### TASK REQUIREMENTS
Search the records for the word "numero" and report each line that has it.

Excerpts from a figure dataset
+--

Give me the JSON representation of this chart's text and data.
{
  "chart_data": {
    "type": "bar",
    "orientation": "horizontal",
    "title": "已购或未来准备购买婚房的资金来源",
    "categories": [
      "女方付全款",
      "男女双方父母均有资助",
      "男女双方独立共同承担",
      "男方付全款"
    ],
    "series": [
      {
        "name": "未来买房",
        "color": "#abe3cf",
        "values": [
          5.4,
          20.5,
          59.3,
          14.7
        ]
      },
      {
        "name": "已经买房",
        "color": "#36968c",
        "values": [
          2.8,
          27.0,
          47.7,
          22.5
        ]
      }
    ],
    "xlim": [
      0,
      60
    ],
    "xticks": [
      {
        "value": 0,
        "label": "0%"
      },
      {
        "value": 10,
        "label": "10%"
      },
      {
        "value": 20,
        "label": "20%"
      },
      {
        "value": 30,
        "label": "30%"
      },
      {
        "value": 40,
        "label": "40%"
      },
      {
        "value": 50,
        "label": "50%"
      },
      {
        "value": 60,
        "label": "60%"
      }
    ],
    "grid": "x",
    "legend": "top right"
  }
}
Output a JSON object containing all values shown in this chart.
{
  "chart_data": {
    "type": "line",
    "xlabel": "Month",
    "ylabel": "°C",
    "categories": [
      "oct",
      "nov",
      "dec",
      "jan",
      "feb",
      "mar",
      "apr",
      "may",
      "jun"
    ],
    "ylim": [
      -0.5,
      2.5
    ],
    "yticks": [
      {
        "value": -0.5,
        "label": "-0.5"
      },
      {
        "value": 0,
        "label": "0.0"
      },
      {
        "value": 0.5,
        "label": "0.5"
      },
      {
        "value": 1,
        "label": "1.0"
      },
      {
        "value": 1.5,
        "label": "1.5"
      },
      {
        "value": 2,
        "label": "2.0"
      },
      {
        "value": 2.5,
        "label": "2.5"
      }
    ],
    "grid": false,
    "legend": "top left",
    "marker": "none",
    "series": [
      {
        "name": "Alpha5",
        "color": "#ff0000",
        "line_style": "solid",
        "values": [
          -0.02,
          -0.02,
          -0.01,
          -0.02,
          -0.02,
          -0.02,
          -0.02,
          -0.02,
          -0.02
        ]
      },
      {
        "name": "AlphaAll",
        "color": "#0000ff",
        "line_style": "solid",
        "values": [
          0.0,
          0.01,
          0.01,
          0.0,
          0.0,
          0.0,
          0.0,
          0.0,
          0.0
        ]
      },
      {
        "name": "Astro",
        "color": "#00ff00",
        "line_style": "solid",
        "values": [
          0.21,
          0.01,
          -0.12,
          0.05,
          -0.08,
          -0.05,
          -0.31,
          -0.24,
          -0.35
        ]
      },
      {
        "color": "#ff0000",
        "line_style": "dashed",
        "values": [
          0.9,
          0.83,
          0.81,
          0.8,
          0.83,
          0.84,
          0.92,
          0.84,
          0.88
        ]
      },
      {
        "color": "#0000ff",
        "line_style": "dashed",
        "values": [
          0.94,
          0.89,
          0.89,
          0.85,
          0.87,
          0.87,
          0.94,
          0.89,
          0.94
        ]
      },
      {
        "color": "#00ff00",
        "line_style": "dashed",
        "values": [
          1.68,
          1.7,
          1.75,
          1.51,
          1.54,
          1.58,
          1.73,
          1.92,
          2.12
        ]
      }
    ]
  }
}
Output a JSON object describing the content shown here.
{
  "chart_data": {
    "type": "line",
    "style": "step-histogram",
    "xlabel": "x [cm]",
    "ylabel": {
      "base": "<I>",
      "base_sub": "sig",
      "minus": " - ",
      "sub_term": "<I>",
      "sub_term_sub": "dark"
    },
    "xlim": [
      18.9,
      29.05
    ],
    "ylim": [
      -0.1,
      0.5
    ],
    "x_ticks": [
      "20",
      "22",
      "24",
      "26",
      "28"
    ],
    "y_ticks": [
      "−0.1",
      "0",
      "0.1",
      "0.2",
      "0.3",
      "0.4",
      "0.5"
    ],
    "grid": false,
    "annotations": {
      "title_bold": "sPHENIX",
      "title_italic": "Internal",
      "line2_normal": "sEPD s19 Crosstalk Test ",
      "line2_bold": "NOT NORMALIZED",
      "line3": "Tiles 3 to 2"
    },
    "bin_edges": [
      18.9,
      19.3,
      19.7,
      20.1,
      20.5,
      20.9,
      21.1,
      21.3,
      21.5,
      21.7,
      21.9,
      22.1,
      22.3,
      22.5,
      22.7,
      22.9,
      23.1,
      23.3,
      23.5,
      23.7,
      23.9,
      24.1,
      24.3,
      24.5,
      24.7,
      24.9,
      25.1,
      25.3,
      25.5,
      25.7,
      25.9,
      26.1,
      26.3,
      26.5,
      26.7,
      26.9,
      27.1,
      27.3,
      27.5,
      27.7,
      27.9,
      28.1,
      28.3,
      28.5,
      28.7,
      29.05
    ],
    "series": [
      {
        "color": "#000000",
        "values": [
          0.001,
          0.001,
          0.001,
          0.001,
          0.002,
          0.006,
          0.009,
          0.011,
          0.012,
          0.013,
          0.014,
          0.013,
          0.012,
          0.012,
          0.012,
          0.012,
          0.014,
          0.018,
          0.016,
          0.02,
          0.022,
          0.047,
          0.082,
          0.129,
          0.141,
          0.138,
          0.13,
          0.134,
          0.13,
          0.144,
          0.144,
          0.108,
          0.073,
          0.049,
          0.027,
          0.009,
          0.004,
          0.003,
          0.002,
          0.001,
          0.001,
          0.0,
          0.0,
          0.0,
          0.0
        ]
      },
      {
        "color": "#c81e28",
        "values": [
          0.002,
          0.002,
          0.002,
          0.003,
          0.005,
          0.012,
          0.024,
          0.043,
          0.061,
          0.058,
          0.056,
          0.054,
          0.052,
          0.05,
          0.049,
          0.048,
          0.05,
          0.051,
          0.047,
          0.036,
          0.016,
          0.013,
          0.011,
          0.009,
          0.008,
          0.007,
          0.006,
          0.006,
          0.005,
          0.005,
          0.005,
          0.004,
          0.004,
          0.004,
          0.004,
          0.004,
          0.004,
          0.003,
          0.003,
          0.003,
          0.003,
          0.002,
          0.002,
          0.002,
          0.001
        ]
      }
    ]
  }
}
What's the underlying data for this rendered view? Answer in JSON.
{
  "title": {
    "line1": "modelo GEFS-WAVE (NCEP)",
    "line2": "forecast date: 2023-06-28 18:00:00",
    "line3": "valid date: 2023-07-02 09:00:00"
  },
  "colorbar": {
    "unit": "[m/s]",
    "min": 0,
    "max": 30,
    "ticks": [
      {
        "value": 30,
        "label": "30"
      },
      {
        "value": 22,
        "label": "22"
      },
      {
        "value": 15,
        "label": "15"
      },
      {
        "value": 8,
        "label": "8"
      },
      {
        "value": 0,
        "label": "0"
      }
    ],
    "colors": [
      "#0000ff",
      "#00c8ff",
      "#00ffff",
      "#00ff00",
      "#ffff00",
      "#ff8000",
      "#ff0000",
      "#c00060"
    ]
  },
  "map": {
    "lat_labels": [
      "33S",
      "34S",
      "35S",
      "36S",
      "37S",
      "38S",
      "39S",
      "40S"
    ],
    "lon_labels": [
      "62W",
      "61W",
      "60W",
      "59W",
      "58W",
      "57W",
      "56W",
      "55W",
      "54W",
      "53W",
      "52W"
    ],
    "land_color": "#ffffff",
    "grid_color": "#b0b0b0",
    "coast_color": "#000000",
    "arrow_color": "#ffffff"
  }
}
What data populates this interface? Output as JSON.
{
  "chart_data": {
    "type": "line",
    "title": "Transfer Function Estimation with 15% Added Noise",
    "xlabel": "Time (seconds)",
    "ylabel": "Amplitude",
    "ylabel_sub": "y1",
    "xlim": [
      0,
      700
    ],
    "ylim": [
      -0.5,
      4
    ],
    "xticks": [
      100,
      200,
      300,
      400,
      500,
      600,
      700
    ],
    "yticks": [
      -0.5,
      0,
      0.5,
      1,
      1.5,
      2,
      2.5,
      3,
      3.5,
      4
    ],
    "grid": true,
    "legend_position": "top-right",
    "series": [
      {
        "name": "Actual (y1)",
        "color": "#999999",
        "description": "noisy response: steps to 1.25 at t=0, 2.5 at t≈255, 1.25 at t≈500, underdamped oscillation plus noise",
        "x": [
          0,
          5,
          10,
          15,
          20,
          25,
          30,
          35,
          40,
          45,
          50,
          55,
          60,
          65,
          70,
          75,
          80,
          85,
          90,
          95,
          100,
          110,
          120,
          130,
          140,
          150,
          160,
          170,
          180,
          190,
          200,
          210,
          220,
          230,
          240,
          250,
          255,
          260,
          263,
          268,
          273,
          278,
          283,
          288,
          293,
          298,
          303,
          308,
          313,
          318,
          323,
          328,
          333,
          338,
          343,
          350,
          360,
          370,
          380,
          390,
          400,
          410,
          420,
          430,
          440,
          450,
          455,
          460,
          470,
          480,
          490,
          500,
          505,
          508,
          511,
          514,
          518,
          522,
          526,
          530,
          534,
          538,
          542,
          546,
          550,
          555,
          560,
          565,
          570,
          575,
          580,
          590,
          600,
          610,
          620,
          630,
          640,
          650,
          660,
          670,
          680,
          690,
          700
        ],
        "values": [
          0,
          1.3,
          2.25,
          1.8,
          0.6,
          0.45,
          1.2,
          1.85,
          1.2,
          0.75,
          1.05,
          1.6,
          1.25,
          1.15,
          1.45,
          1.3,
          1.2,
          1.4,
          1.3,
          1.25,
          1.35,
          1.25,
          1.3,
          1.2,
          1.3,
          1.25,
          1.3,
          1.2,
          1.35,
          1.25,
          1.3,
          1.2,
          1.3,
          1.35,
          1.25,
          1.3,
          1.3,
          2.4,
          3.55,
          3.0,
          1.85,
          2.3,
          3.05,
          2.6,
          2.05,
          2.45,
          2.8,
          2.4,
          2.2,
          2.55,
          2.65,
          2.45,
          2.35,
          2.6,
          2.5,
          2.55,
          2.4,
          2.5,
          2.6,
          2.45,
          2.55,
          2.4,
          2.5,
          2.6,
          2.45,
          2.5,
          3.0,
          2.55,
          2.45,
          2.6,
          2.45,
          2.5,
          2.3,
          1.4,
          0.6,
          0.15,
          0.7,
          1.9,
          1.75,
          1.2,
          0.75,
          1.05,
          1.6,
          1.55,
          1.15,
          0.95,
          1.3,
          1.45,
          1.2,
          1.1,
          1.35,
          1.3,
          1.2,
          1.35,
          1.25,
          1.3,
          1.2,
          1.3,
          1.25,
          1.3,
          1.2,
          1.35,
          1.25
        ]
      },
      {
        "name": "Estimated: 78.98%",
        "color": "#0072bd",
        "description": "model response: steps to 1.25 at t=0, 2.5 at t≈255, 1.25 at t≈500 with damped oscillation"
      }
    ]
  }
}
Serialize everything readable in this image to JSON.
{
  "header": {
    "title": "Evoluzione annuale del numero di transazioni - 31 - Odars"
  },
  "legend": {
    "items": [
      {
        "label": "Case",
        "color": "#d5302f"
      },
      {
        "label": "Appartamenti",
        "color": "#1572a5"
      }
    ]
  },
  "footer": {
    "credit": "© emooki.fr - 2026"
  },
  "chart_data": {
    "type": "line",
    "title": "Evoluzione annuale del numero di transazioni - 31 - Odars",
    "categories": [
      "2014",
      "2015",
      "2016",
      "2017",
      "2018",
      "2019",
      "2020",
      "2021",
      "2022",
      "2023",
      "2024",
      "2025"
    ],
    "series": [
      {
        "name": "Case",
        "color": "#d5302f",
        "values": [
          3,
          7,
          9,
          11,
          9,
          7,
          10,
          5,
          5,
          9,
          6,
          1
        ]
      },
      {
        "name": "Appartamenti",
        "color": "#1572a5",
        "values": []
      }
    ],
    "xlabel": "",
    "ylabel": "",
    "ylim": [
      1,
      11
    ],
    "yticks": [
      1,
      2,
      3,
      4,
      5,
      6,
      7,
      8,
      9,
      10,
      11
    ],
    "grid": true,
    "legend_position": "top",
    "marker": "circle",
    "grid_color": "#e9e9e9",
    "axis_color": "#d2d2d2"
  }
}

+--

### FINISHED EXERCISE
    "title": "Evoluzione annuale del numero di transazioni - 31 - Odars"
    "title": "Evoluzione annuale del numero di transazioni - 31 - Odars",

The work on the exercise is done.